__Work to complete__: Render every line of the items below as a Markdown table with the columns Number and Line, giving each row its number and omitting blank lines. Leave the pictures out of the answer.

__Information shown__:
-=-=-=-=-
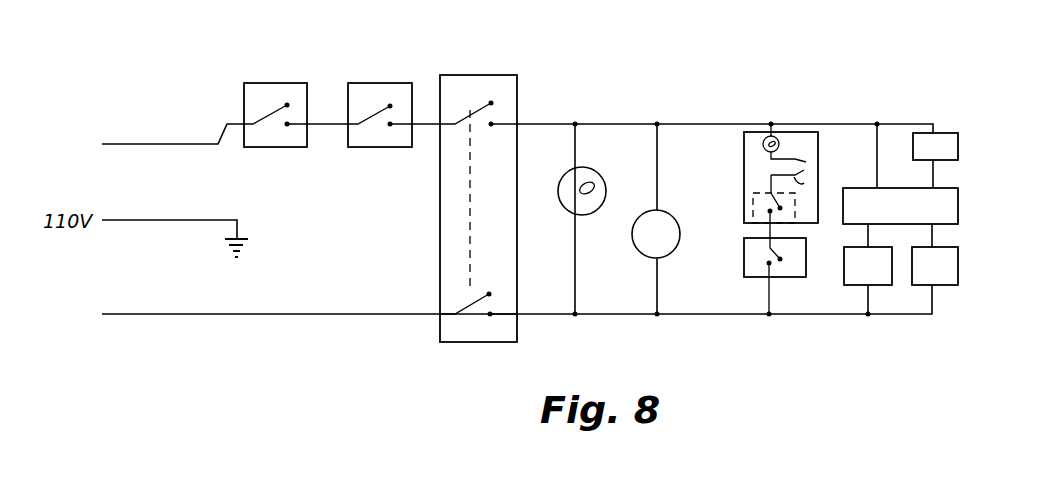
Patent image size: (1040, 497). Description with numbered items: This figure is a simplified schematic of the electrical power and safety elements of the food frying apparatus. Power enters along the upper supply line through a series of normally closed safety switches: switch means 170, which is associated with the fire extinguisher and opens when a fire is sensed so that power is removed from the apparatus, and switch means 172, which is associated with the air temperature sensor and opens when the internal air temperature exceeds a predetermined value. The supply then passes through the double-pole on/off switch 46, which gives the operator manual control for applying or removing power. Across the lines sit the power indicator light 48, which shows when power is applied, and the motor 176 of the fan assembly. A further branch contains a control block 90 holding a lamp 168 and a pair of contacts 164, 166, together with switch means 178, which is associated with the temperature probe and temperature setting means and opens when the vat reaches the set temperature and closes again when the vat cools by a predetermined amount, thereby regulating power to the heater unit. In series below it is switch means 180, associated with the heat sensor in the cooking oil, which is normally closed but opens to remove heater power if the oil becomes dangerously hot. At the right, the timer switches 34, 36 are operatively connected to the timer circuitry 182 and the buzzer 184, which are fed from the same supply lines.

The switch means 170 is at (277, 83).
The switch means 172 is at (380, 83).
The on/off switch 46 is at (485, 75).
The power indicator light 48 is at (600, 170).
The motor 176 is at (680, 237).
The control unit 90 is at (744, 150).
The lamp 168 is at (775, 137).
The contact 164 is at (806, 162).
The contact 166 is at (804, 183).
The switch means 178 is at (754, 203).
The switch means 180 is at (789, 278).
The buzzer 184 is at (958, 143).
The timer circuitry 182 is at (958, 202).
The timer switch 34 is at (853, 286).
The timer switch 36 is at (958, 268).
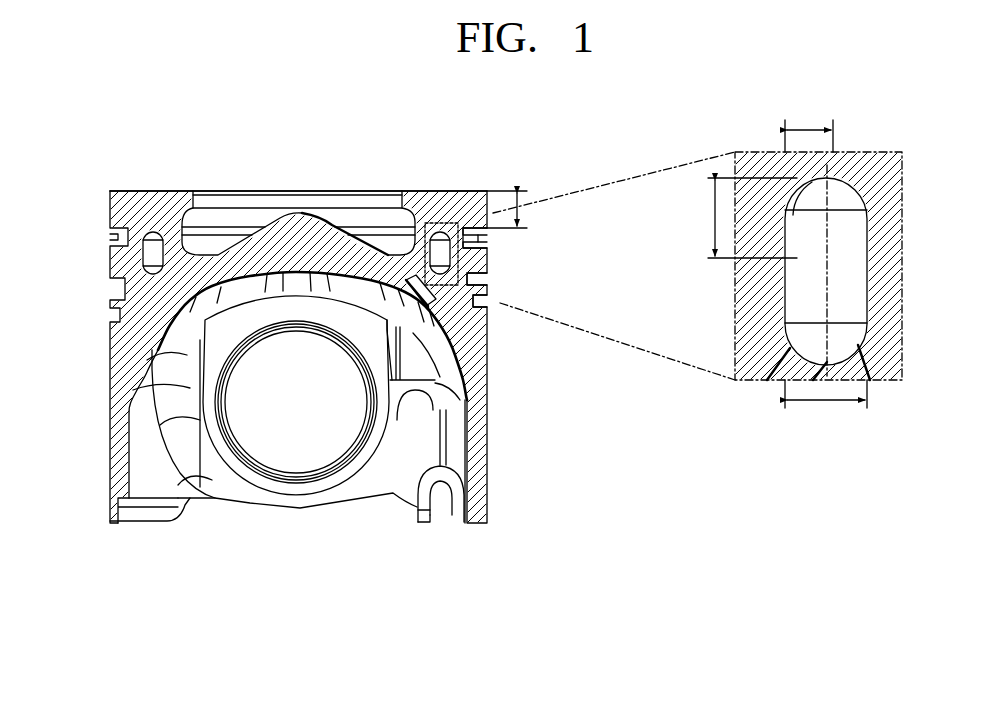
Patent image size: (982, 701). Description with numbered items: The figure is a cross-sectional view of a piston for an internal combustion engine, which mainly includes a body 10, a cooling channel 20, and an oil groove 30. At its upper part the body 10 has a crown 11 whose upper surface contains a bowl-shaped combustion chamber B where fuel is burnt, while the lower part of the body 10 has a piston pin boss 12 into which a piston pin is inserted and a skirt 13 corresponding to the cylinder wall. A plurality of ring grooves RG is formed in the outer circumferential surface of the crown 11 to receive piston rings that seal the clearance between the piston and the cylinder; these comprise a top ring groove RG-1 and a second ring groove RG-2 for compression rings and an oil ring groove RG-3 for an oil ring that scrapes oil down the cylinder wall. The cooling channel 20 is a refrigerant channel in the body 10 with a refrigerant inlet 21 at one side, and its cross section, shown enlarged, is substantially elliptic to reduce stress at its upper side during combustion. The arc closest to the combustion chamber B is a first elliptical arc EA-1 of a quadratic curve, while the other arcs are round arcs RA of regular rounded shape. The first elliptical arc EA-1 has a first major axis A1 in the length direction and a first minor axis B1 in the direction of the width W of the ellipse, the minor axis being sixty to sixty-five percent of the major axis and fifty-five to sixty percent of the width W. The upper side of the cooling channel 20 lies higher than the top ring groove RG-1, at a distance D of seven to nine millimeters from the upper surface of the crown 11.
-=-=-=-=-
__Final result__:
| Number | Line |
|---|---|
| 1 | Patent image size: (1040, 497). Description with numbered items: This figure is a simplified schematic of the electrical power and safety elements of the food frying apparatus. Power enters along the upper supply line through a series of normally closed safety switches: switch means 170, which is associated with the fire extinguisher and opens when a fire is sensed so that power is removed from the apparatus, and switch means 172, which is associated with the air temperature sensor and opens when the internal air temperature exceeds a predetermined value. The supply then passes through the double-pole on/off switch 46, which gives the operator manual control for applying or removing power. Across the lines sit the power indicator light 48, which shows when power is applied, and the motor 176 of the fan assembly. A further branch contains a control block 90 holding a lamp 168 and a pair of contacts 164, 166, together with switch means 178, which is associated with the temperature probe and temperature setting means and opens when the vat reaches the set temperature and closes again when the vat cools by a predetermined amount, thereby regulating power to the heater unit. In series below it is switch means 180, associated with the heat sensor in the cooking oil, which is normally closed but opens to remove heater power if the oil becomes dangerously hot. At the right, the timer switches 34, 36 are operatively connected to the timer circuitry 182 and the buzzer 184, which are fed from the same supply lines. |
| 2 | The switch means 170 is at (277, 83). |
| 3 | The switch means 172 is at (380, 83). |
| 4 | The on/off switch 46 is at (485, 75). |
| 5 | The power indicator light 48 is at (600, 170). |
| 6 | The motor 176 is at (680, 237). |
| 7 | The control unit 90 is at (744, 150). |
| 8 | The lamp 168 is at (775, 137). |
| 9 | The contact 164 is at (806, 162). |
| 10 | The contact 166 is at (804, 183). |
| 11 | The switch means 178 is at (754, 203). |
| 12 | The switch means 180 is at (789, 278). |
| 13 | The buzzer 184 is at (958, 143). |
| 14 | The timer circuitry 182 is at (958, 202). |
| 15 | The timer switch 34 is at (853, 286). |
| 16 | The timer switch 36 is at (958, 268). |
| 17 | Patent image size: (982, 701). Description with numbered items: The figure is a cross-sectional view of a piston for an internal combustion engine, which mainly includes a body 10, a cooling channel 20, and an oil groove 30. At its upper part the body 10 has a crown 11 whose upper surface contains a bowl-shaped combustion chamber B where fuel is burnt, while the lower part of the body 10 has a piston pin boss 12 into which a piston pin is inserted and a skirt 13 corresponding to the cylinder wall. A plurality of ring grooves RG is formed in the outer circumferential surface of the crown 11 to receive piston rings that seal the clearance between the piston and the cylinder; these comprise a top ring groove RG-1 and a second ring groove RG-2 for compression rings and an oil ring groove RG-3 for an oil ring that scrapes oil down the cylinder wall. The cooling channel 20 is a refrigerant channel in the body 10 with a refrigerant inlet 21 at one side, and its cross section, shown enlarged, is substantially elliptic to reduce stress at its upper side during combustion. The arc closest to the combustion chamber B is a first elliptical arc EA-1 of a quadratic curve, while the other arcs are round arcs RA of regular rounded shape. The first elliptical arc EA-1 has a first major axis A1 in the length direction and a first minor axis B1 in the direction of the width W of the ellipse, the minor axis being sixty to sixty-five percent of the major axis and fifty-five to sixty percent of the width W. The upper side of the cooling channel 20 lies higher than the top ring groove RG-1, at a distance D of seven to nine millimeters from the upper surface of the crown 11. |